▶ **What to work on**
Where the string "text" occurs in the material below, report the whole line.

▶ **Available data**
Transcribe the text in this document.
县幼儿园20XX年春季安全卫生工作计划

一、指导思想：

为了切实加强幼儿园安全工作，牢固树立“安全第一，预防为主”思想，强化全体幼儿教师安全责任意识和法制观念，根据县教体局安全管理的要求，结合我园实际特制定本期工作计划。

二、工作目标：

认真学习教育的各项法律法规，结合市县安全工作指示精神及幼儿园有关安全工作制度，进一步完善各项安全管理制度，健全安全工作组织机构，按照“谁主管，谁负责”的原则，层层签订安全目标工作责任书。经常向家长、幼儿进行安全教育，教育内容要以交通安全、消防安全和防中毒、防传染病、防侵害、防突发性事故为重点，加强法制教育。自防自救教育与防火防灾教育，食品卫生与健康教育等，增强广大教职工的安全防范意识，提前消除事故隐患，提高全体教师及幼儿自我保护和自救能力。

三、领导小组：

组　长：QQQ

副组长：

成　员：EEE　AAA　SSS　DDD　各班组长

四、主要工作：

* * *

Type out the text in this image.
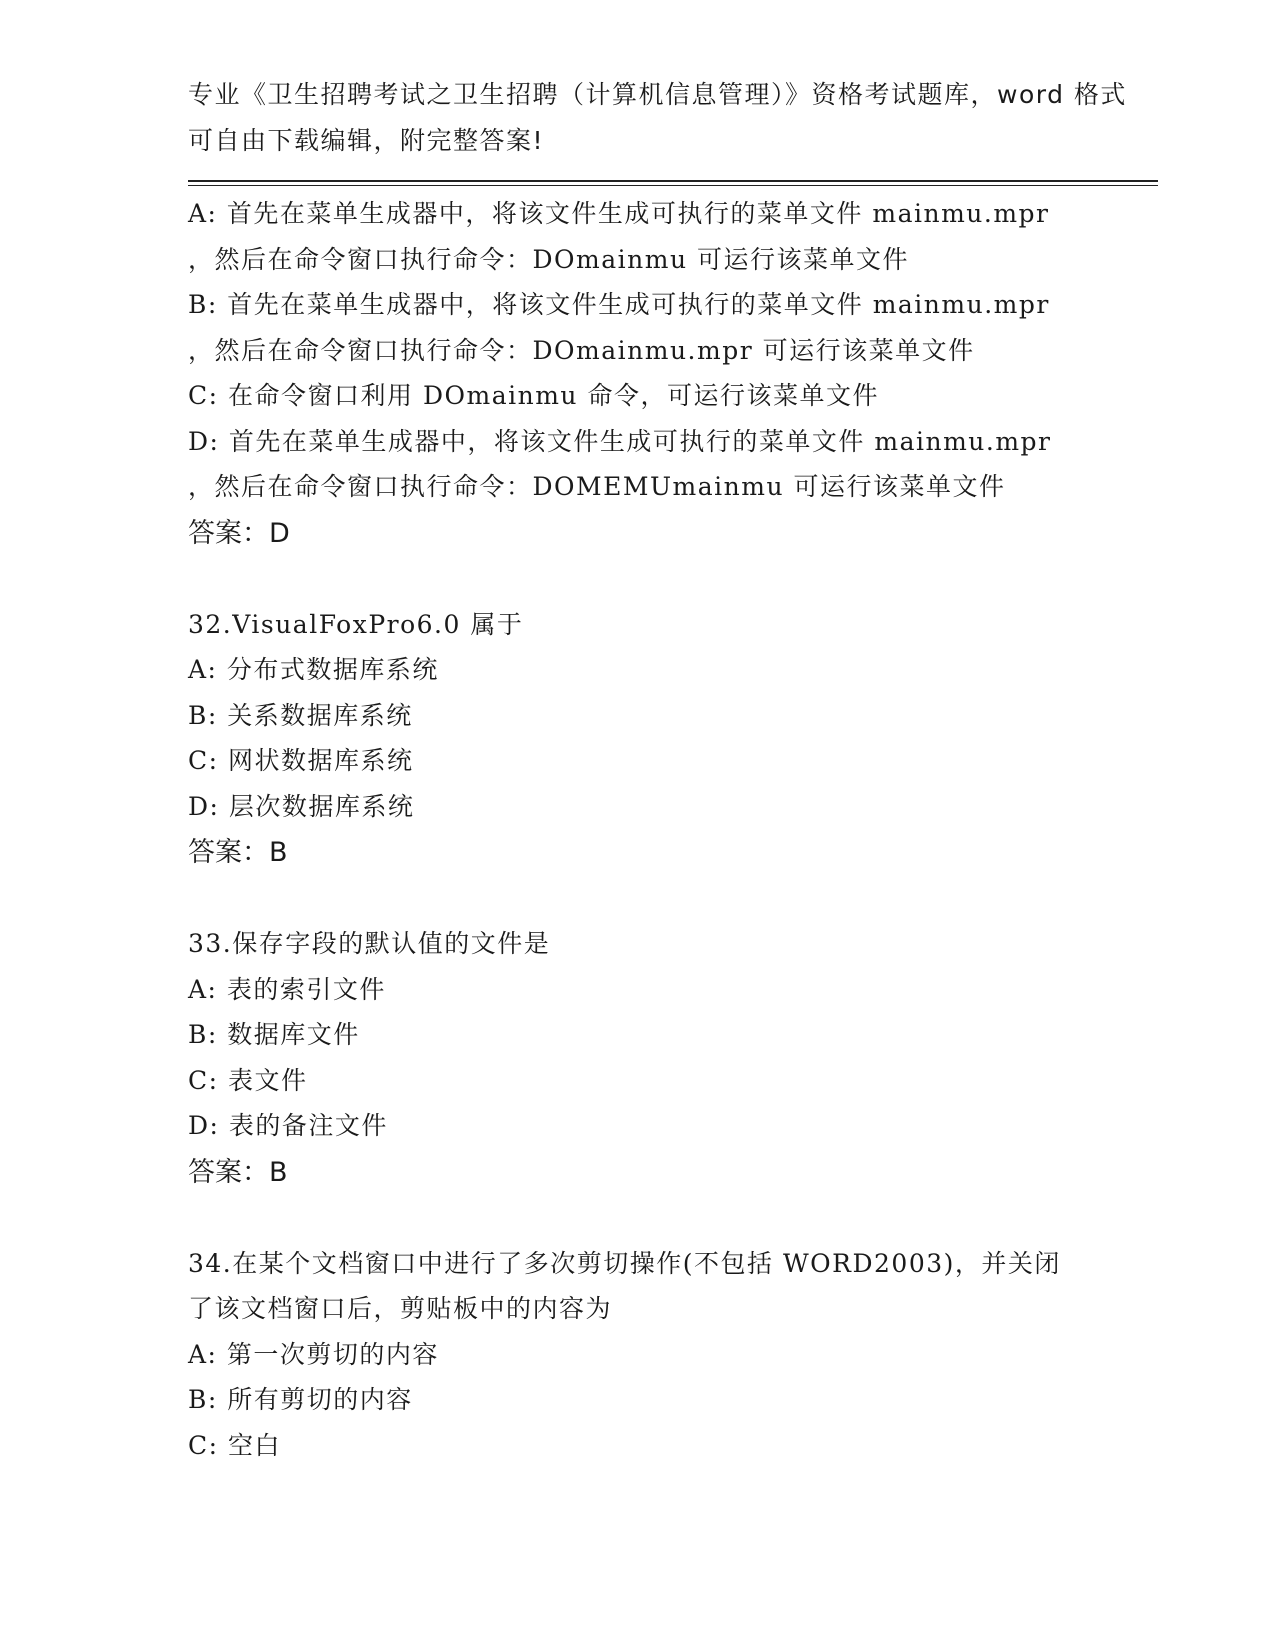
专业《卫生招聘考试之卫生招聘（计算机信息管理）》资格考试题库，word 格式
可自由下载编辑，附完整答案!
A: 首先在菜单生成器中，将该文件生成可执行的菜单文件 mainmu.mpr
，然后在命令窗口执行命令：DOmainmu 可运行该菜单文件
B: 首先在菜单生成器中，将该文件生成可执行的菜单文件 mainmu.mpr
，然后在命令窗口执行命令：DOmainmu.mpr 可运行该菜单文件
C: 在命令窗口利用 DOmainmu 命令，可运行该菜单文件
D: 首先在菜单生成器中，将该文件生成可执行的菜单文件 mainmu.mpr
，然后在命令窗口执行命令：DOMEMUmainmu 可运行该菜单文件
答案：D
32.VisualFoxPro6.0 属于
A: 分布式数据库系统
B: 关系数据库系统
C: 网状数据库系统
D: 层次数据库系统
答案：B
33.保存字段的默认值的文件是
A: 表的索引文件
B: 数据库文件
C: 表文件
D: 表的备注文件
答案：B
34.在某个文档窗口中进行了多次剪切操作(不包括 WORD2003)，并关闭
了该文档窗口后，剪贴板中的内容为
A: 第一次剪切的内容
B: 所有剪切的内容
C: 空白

▶ **Final result**
Transcribe the text in this document.
Type out the text in this image.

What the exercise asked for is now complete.